*What you will do:* Rewrite the lines from the start of the records through the line containing "column-header-rx: Rx — [910, 150, 951, 187]", inclusive, swapping "Table I" for "Table 1" and keeping everything else the same.

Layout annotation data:
|---|

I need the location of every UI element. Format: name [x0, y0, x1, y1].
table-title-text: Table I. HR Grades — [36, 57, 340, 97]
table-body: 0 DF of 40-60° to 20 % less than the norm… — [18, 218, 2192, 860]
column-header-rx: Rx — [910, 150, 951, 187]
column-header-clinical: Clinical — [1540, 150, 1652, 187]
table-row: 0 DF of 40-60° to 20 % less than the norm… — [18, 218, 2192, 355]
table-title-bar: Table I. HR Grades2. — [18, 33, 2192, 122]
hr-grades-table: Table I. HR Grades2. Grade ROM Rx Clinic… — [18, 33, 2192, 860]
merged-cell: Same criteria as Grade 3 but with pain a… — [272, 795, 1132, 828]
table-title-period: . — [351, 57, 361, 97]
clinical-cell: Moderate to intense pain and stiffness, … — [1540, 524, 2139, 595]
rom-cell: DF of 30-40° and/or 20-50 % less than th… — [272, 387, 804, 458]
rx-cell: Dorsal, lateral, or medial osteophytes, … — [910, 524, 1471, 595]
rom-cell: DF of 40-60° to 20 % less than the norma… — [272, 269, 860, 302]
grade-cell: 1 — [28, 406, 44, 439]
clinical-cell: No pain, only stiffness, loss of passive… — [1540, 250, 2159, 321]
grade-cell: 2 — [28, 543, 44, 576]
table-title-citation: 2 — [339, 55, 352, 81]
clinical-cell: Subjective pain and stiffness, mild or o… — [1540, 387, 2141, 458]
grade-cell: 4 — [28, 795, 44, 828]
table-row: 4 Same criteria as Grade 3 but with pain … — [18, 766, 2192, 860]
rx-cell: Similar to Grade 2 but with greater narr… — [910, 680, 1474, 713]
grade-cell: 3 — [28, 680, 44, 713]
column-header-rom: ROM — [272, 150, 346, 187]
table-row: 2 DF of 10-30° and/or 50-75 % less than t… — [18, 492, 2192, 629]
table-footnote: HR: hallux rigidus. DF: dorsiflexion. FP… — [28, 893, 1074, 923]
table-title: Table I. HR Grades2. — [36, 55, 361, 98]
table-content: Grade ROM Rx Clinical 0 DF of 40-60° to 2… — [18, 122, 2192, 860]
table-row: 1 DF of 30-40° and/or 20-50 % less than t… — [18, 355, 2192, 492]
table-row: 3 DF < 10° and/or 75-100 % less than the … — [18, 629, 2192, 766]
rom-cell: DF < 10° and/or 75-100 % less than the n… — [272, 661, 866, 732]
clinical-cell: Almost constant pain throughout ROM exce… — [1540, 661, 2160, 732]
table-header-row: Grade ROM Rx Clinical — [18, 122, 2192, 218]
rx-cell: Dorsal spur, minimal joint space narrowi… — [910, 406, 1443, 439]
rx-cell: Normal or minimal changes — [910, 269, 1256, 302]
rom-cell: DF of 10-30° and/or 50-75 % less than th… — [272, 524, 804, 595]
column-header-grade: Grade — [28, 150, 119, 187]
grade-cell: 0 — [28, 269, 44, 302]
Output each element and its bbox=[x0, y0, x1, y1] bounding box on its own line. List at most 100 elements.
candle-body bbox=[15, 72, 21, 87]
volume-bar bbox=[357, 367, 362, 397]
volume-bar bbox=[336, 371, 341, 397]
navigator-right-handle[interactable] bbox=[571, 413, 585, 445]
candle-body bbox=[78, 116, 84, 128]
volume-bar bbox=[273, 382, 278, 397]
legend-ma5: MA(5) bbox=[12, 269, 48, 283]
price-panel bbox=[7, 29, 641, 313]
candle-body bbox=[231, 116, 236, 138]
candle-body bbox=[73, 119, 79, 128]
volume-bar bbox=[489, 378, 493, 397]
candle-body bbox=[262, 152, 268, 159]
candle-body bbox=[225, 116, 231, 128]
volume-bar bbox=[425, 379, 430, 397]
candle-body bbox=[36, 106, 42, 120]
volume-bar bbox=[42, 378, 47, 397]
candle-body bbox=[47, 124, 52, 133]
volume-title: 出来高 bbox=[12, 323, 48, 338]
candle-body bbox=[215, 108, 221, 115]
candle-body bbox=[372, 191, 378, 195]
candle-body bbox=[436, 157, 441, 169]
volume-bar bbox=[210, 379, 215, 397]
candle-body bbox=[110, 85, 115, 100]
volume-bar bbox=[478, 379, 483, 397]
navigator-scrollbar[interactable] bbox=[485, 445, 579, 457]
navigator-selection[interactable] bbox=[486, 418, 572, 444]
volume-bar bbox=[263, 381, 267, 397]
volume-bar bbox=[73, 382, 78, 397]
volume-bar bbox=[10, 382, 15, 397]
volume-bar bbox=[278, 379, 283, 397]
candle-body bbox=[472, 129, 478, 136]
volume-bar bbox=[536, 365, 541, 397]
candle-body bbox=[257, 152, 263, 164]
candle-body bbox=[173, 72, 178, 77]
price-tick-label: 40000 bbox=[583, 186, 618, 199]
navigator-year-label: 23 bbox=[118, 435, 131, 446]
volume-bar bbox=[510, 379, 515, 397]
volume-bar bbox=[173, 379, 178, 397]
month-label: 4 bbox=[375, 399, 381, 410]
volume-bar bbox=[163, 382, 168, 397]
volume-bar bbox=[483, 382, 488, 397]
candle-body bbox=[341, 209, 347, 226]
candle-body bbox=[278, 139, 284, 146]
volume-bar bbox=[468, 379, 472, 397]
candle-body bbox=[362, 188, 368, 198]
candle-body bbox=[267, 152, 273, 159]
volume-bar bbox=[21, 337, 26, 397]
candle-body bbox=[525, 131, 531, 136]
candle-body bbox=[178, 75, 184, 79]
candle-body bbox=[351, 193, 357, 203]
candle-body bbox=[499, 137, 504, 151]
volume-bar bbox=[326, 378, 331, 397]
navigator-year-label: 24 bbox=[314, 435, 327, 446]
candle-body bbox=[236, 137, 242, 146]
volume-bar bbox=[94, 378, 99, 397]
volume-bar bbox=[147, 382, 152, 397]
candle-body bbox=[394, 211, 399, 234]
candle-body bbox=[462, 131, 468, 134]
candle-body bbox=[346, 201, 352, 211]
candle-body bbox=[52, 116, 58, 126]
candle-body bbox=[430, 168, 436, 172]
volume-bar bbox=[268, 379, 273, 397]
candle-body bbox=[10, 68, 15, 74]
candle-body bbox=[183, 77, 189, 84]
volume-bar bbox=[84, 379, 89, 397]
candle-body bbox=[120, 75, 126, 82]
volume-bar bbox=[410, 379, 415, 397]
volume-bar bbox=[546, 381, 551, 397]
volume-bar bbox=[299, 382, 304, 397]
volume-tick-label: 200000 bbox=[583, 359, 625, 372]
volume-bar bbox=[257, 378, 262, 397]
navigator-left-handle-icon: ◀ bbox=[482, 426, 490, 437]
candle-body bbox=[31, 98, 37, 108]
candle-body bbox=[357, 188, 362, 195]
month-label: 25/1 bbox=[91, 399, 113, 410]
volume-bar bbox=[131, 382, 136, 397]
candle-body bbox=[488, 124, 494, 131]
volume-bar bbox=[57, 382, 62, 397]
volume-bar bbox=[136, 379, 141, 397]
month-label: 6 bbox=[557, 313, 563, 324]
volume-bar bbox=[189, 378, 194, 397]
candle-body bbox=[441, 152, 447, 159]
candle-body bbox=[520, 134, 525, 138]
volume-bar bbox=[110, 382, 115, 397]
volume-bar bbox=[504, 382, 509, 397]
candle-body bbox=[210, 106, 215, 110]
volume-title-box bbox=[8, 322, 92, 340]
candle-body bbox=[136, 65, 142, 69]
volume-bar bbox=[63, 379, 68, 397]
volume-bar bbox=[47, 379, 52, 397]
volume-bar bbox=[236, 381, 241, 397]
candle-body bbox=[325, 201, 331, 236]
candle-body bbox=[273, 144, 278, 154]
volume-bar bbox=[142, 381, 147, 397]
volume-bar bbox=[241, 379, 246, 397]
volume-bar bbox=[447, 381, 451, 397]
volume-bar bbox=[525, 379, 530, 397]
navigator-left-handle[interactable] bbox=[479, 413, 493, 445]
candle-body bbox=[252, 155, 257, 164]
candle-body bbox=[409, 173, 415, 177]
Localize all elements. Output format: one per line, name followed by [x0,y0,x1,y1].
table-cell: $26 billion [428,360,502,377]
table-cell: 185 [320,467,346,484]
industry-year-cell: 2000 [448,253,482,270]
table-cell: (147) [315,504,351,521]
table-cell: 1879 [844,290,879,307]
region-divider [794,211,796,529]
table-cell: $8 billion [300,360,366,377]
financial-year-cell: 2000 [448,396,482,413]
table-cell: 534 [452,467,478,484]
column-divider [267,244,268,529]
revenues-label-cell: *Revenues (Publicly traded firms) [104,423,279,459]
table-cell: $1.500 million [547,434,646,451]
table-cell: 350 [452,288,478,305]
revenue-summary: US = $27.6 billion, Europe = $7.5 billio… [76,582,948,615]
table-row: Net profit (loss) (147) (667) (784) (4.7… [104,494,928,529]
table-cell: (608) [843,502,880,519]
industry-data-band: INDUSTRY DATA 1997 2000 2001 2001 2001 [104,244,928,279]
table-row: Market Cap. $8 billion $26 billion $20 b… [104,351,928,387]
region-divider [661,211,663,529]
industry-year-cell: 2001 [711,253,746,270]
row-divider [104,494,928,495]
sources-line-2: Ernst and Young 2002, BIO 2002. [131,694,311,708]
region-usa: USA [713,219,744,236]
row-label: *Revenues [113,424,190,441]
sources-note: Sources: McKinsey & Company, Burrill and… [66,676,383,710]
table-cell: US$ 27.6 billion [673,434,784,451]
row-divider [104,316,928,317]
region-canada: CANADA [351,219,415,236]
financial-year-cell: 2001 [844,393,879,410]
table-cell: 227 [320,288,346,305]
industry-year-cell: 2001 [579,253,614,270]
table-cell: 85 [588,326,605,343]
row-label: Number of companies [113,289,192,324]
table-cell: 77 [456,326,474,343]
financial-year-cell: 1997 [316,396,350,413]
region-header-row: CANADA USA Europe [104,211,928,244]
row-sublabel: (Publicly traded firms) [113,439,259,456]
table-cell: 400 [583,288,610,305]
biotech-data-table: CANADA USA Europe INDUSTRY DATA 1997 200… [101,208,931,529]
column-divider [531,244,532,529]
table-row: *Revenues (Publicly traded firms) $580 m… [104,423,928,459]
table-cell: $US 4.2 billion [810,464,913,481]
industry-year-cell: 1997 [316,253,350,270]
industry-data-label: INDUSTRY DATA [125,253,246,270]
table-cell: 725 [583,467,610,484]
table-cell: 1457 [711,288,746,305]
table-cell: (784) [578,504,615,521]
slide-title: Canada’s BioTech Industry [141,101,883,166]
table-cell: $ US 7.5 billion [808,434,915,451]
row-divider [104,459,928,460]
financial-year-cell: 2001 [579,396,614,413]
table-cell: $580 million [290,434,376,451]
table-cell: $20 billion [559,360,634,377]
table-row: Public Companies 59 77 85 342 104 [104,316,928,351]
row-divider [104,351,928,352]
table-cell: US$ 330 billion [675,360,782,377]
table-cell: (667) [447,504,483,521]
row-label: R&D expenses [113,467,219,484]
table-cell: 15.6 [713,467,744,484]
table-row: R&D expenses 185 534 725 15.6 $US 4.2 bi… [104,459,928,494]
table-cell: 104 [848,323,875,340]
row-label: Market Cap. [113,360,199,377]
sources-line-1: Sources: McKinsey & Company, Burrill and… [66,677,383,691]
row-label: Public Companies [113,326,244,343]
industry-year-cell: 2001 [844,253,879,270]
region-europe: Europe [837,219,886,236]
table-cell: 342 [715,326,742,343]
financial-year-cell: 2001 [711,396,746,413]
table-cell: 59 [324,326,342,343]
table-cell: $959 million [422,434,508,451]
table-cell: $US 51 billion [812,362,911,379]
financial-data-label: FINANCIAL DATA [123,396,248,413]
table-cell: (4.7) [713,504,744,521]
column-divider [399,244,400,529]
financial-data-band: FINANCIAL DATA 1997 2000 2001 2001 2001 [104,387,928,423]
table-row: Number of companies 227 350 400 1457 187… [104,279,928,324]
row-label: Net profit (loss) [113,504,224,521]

|---|

*Solved exercise:*
I need the location of every UI element. Format: name [x0, y0, x1, y1].
table-title-text: Table 1. HR Grades — [36, 57, 340, 97]
table-body: 0 DF of 40-60° to 20 % less than the norm… — [18, 218, 2192, 860]
column-header-rx: Rx — [910, 150, 951, 187]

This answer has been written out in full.